Task requirements: Word for word, give the material below again, minus any images.

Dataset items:
********************
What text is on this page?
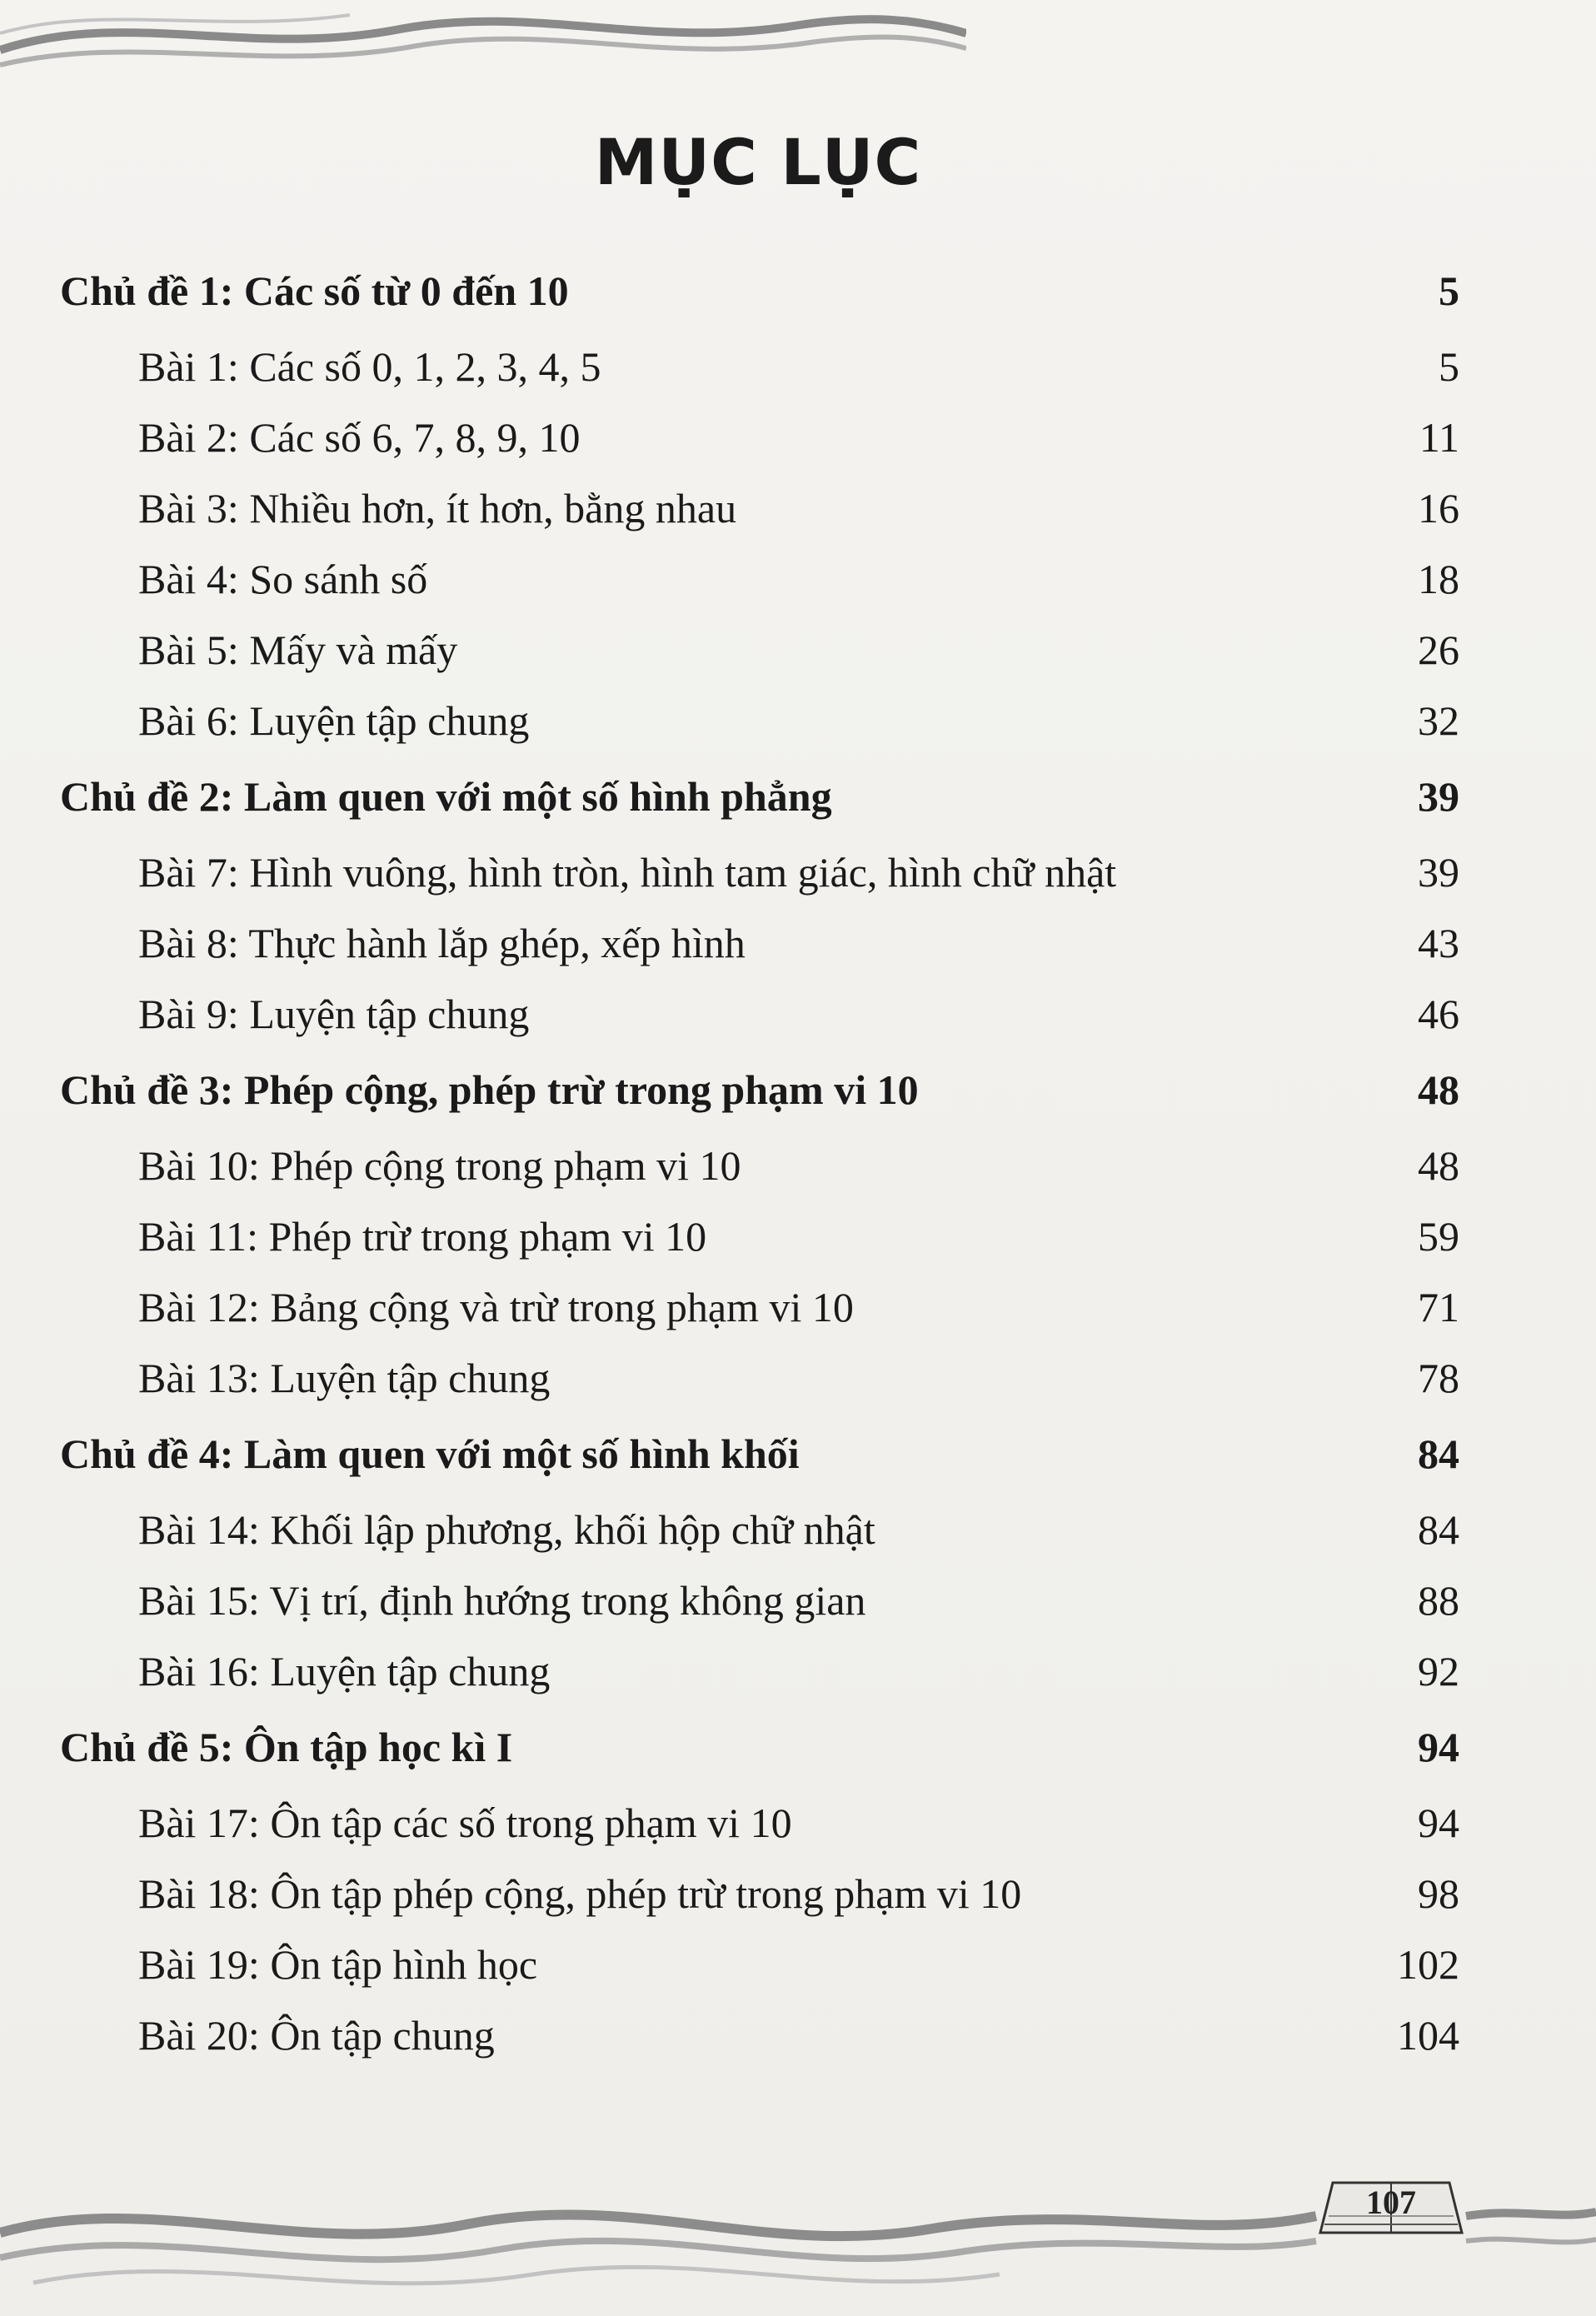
MỤC LỤC
Chủ đề 1: Các số từ 0 đến 10	5
Bài 1: Các số 0, 1, 2, 3, 4, 5	5
Bài 2: Các số 6, 7, 8, 9, 10	11
Bài 3: Nhiều hơn, ít hơn, bằng nhau	16
Bài 4: So sánh số	18
Bài 5: Mấy và mấy	26
Bài 6: Luyện tập chung	32
Chủ đề 2: Làm quen với một số hình phẳng	39
Bài 7: Hình vuông, hình tròn, hình tam giác, hình chữ nhật	39
Bài 8: Thực hành lắp ghép, xếp hình	43
Bài 9: Luyện tập chung	46
Chủ đề 3: Phép cộng, phép trừ trong phạm vi 10	48
Bài 10: Phép cộng trong phạm vi 10	48
Bài 11: Phép trừ trong phạm vi 10	59
Bài 12: Bảng cộng và trừ trong phạm vi 10	71
Bài 13: Luyện tập chung	78
Chủ đề 4: Làm quen với một số hình khối	84
Bài 14: Khối lập phương, khối hộp chữ nhật	84
Bài 15: Vị trí, định hướng trong không gian	88
Bài 16: Luyện tập chung	92
Chủ đề 5: Ôn tập học kì I	94
Bài 17: Ôn tập các số trong phạm vi 10	94
Bài 18: Ôn tập phép cộng, phép trừ trong phạm vi 10	98
Bài 19: Ôn tập hình học	102
Bài 20: Ôn tập chung	104
107
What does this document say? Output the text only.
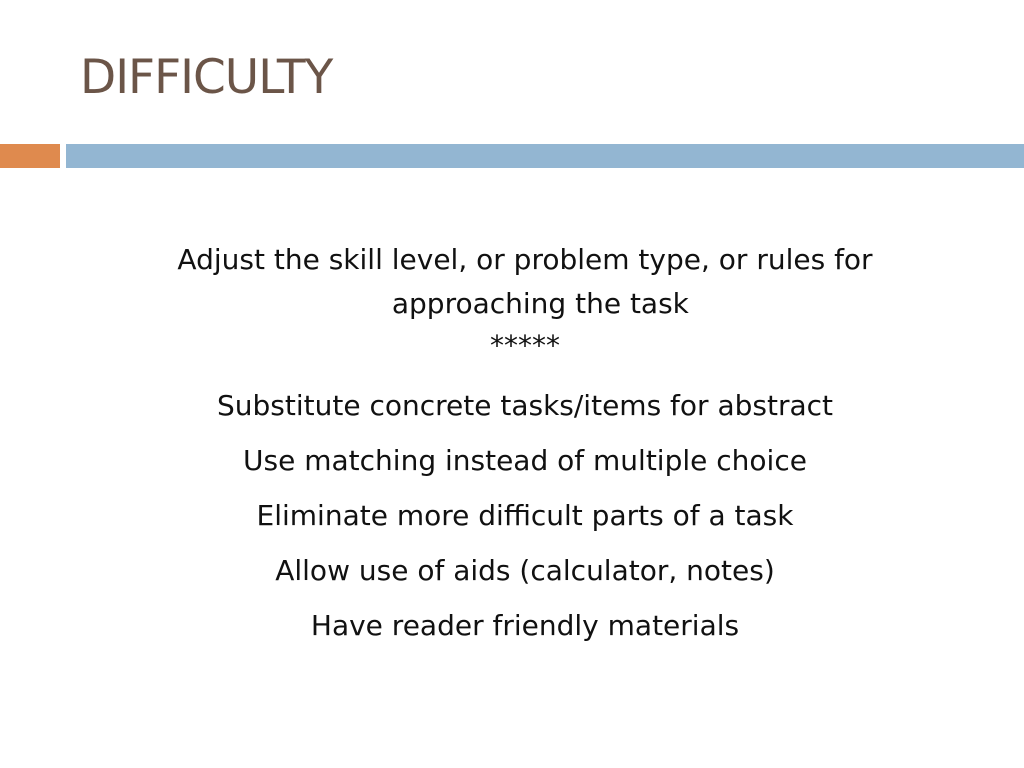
DIFFICULTY
Adjust the skill level, or problem type, or rules for approaching the task
*****
Substitute concrete tasks/items for abstract
Use matching instead of multiple choice
Eliminate more difficult parts of a task
Allow use of aids (calculator, notes)
Have reader friendly materials
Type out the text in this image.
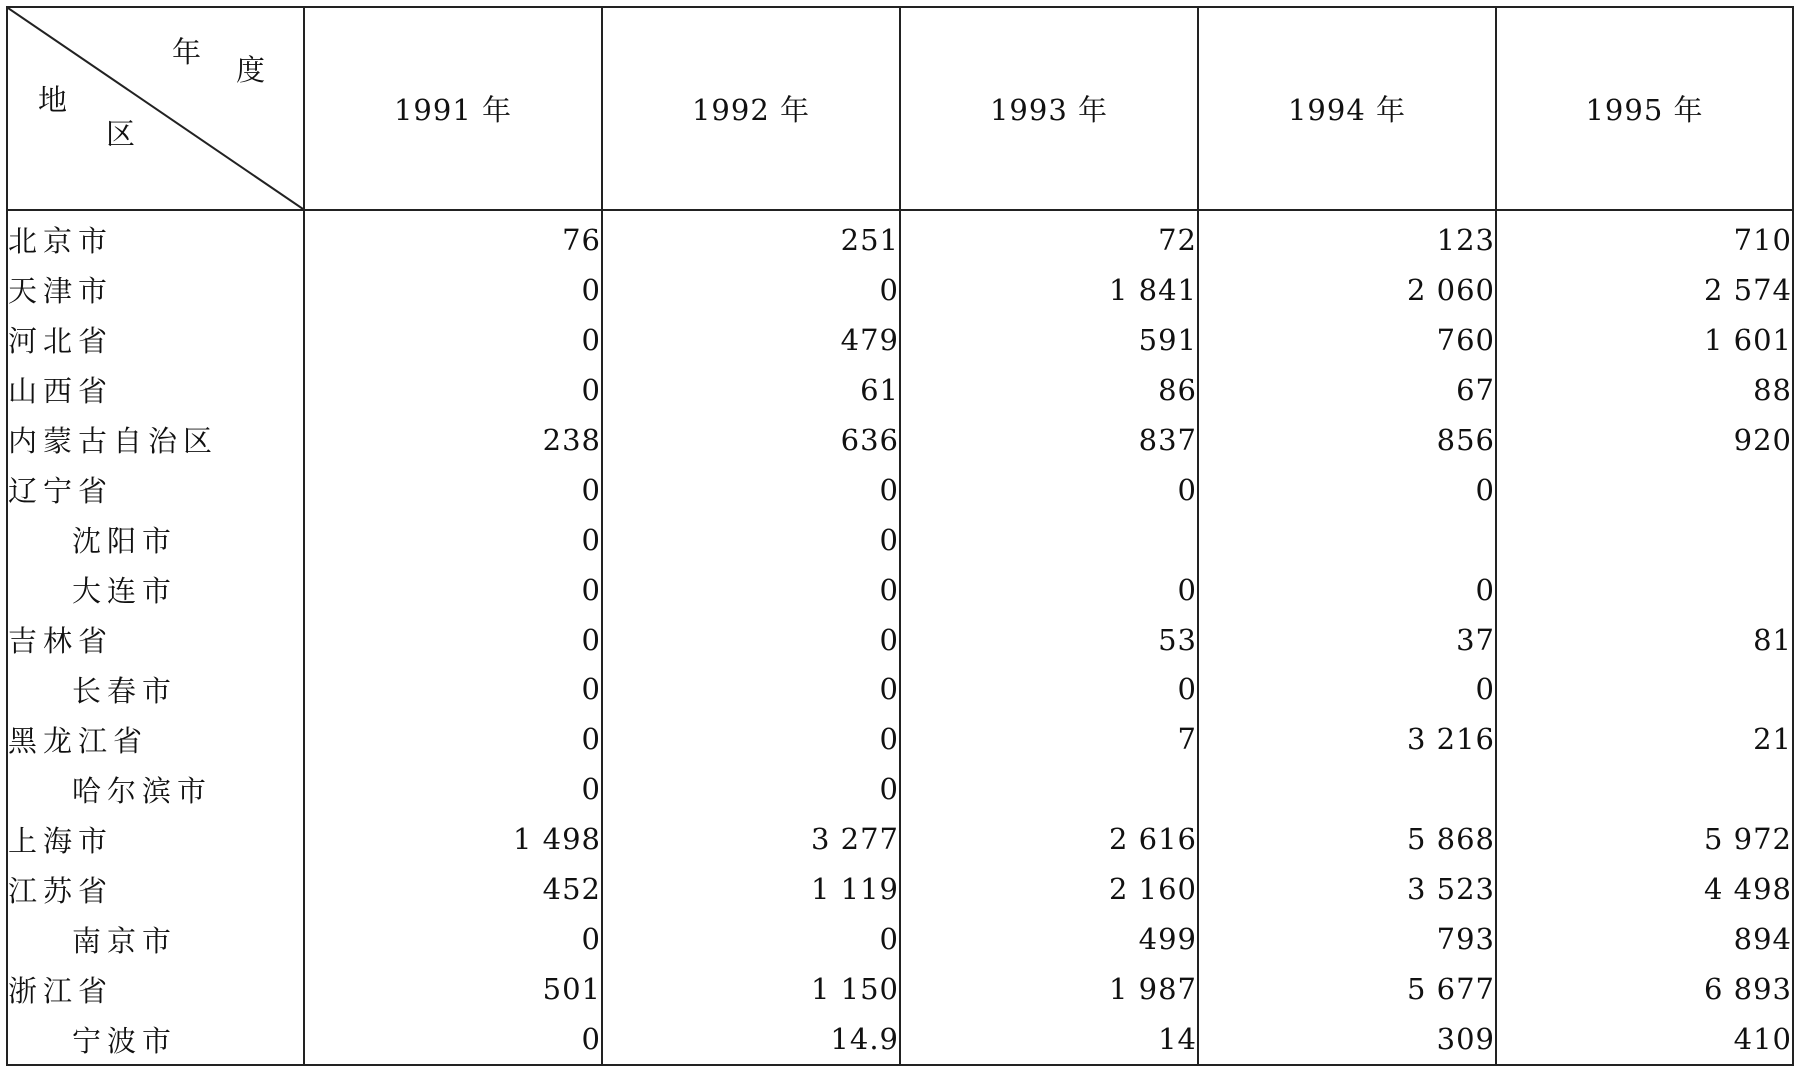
年
度
地
区	1991 年	1992 年	1993 年	1994 年	1995 年
北京市	76	251	72	123	710
天津市	0	0	1 841	2 060	2 574
河北省	0	479	591	760	1 601
山西省	0	61	86	67	88
内蒙古自治区	238	636	837	856	920
辽宁省	0	0	0	0	
沈阳市	0	0			
大连市	0	0	0	0	
吉林省	0	0	53	37	81
长春市	0	0	0	0	
黑龙江省	0	0	7	3 216	21
哈尔滨市	0	0			
上海市	1 498	3 277	2 616	5 868	5 972
江苏省	452	1 119	2 160	3 523	4 498
南京市	0	0	499	793	894
浙江省	501	1 150	1 987	5 677	6 893
宁波市	0	14.9	14	309	410
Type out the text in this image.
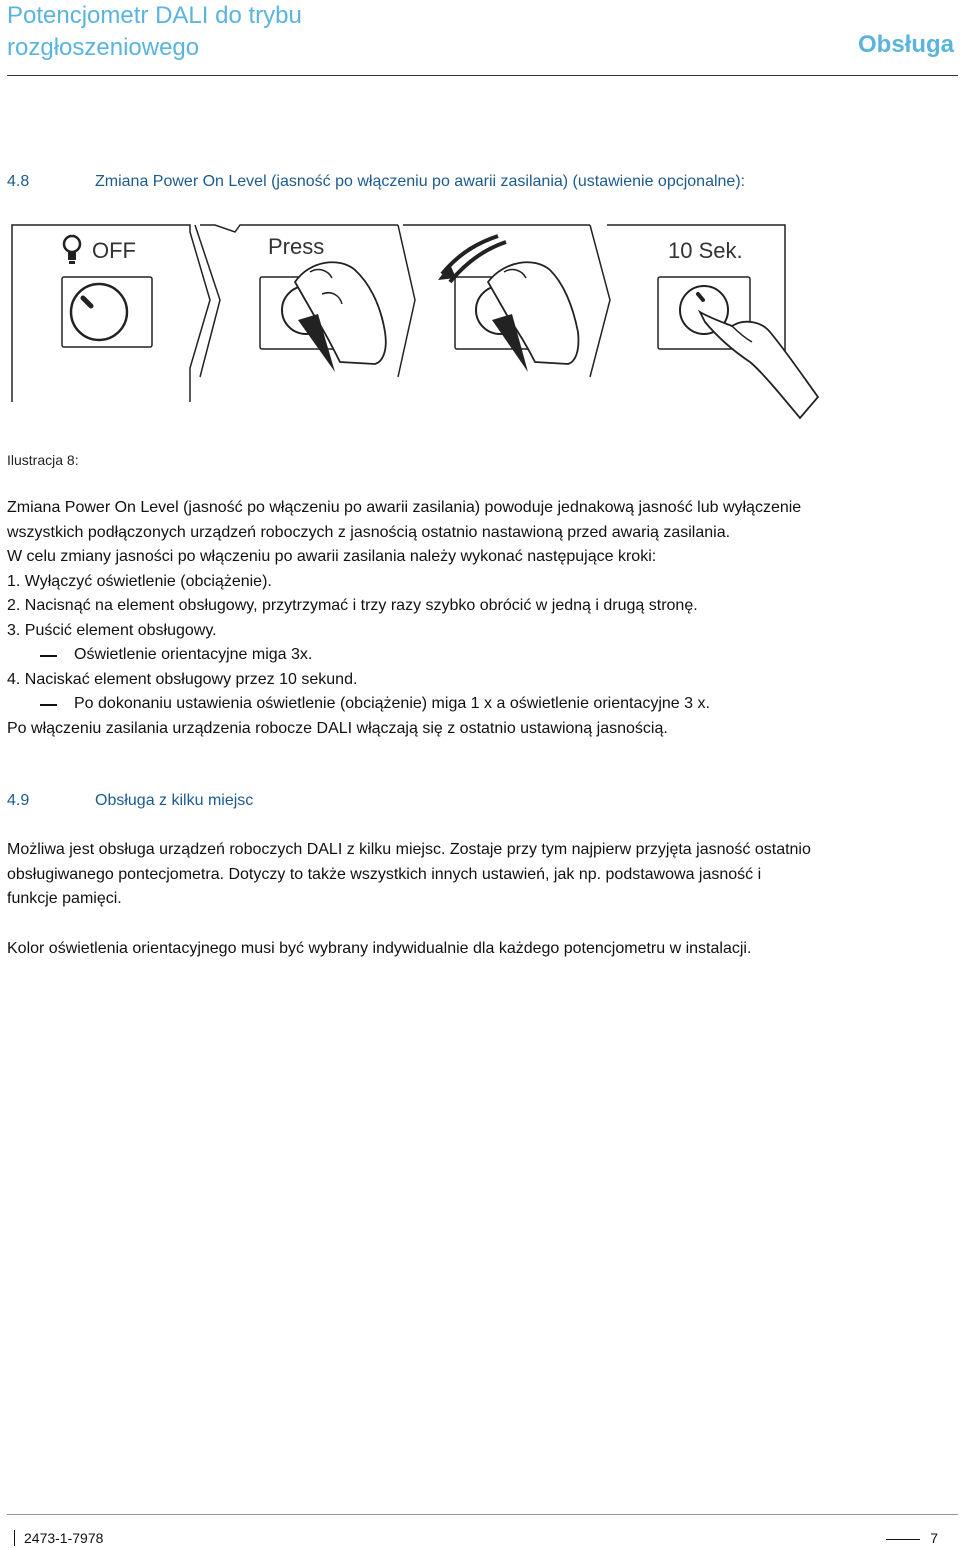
Potencjometr DALI do trybu
rozgłoszeniowego	Obsługa
4.8	Zmiana Power On Level (jasność po włączeniu po awarii zasilania) (ustawienie opcjonalne):
OFF	Press	10 Sek.
Ilustracja 8:
Zmiana Power On Level (jasność po włączeniu po awarii zasilania) powoduje jednakową jasność lub wyłączenie
wszystkich podłączonych urządzeń roboczych z jasnością ostatnio nastawioną przed awarią zasilania.
W celu zmiany jasności po włączeniu po awarii zasilania należy wykonać następujące kroki:
1. Wyłączyć oświetlenie (obciążenie).
2. Nacisnąć na element obsługowy, przytrzymać i trzy razy szybko obrócić w jedną i drugą stronę.
3. Puścić element obsługowy.
Oświetlenie orientacyjne miga 3x.
4. Naciskać element obsługowy przez 10 sekund.
Po dokonaniu ustawienia oświetlenie (obciążenie) miga 1 x a oświetlenie orientacyjne 3 x.
Po włączeniu zasilania urządzenia robocze DALI włączają się z ostatnio ustawioną jasnością.
4.9	Obsługa z kilku miejsc
Możliwa jest obsługa urządzeń roboczych DALI z kilku miejsc. Zostaje przy tym najpierw przyjęta jasność ostatnio
obsługiwanego pontecjometra. Dotyczy to także wszystkich innych ustawień, jak np. podstawowa jasność i
funkcje pamięci.
Kolor oświetlenia orientacyjnego musi być wybrany indywidualnie dla każdego potencjometru w instalacji.
2473-1-7978	7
********************
Answer for this exercise:
What text is on this page?
MỤC LỤC
Chủ đề 1: Các số từ 0 đến 10	5
Bài 1: Các số 0, 1, 2, 3, 4, 5	5
Bài 2: Các số 6, 7, 8, 9, 10	11
Bài 3: Nhiều hơn, ít hơn, bằng nhau	16
Bài 4: So sánh số	18
Bài 5: Mấy và mấy	26
Bài 6: Luyện tập chung	32
Chủ đề 2: Làm quen với một số hình phẳng	39
Bài 7: Hình vuông, hình tròn, hình tam giác, hình chữ nhật	39
Bài 8: Thực hành lắp ghép, xếp hình	43
Bài 9: Luyện tập chung	46
Chủ đề 3: Phép cộng, phép trừ trong phạm vi 10	48
Bài 10: Phép cộng trong phạm vi 10	48
Bài 11: Phép trừ trong phạm vi 10	59
Bài 12: Bảng cộng và trừ trong phạm vi 10	71
Bài 13: Luyện tập chung	78
Chủ đề 4: Làm quen với một số hình khối	84
Bài 14: Khối lập phương, khối hộp chữ nhật	84
Bài 15: Vị trí, định hướng trong không gian	88
Bài 16: Luyện tập chung	92
Chủ đề 5: Ôn tập học kì I	94
Bài 17: Ôn tập các số trong phạm vi 10	94
Bài 18: Ôn tập phép cộng, phép trừ trong phạm vi 10	98
Bài 19: Ôn tập hình học	102
Bài 20: Ôn tập chung	104
107
What does this document say? Output the text only.
DIFFICULTY
Adjust the skill level, or problem type, or rules for approaching the task
*****
Substitute concrete tasks/items for abstract
Use matching instead of multiple choice
Eliminate more difficult parts of a task
Allow use of aids (calculator, notes)
Have reader friendly materials
Type out the text in this image.
年
度
地
区	1991 年	1992 年	1993 年	1994 年	1995 年
北京市	76	251	72	123	710
天津市	0	0	1 841	2 060	2 574
河北省	0	479	591	760	1 601
山西省	0	61	86	67	88
内蒙古自治区	238	636	837	856	920
辽宁省	0	0	0	0	
沈阳市	0	0			
大连市	0	0	0	0	
吉林省	0	0	53	37	81
长春市	0	0	0	0	
黑龙江省	0	0	7	3 216	21
哈尔滨市	0	0			
上海市	1 498	3 277	2 616	5 868	5 972
江苏省	452	1 119	2 160	3 523	4 498
南京市	0	0	499	793	894
浙江省	501	1 150	1 987	5 677	6 893
宁波市	0	14.9	14	309	410
Type out the text in this image.
Potencjometr DALI do trybu
rozgłoszeniowego	Obsługa
4.8	Zmiana Power On Level (jasność po włączeniu po awarii zasilania) (ustawienie opcjonalne):
OFF	Press	10 Sek.
Ilustracja 8:
Zmiana Power On Level (jasność po włączeniu po awarii zasilania) powoduje jednakową jasność lub wyłączenie
wszystkich podłączonych urządzeń roboczych z jasnością ostatnio nastawioną przed awarią zasilania.
W celu zmiany jasności po włączeniu po awarii zasilania należy wykonać następujące kroki:
1. Wyłączyć oświetlenie (obciążenie).
2. Nacisnąć na element obsługowy, przytrzymać i trzy razy szybko obrócić w jedną i drugą stronę.
3. Puścić element obsługowy.
Oświetlenie orientacyjne miga 3x.
4. Naciskać element obsługowy przez 10 sekund.
Po dokonaniu ustawienia oświetlenie (obciążenie) miga 1 x a oświetlenie orientacyjne 3 x.
Po włączeniu zasilania urządzenia robocze DALI włączają się z ostatnio ustawioną jasnością.
4.9	Obsługa z kilku miejsc
Możliwa jest obsługa urządzeń roboczych DALI z kilku miejsc. Zostaje przy tym najpierw przyjęta jasność ostatnio
obsługiwanego pontecjometra. Dotyczy to także wszystkich innych ustawień, jak np. podstawowa jasność i
funkcje pamięci.
Kolor oświetlenia orientacyjnego musi być wybrany indywidualnie dla każdego potencjometru w instalacji.
2473-1-7978	7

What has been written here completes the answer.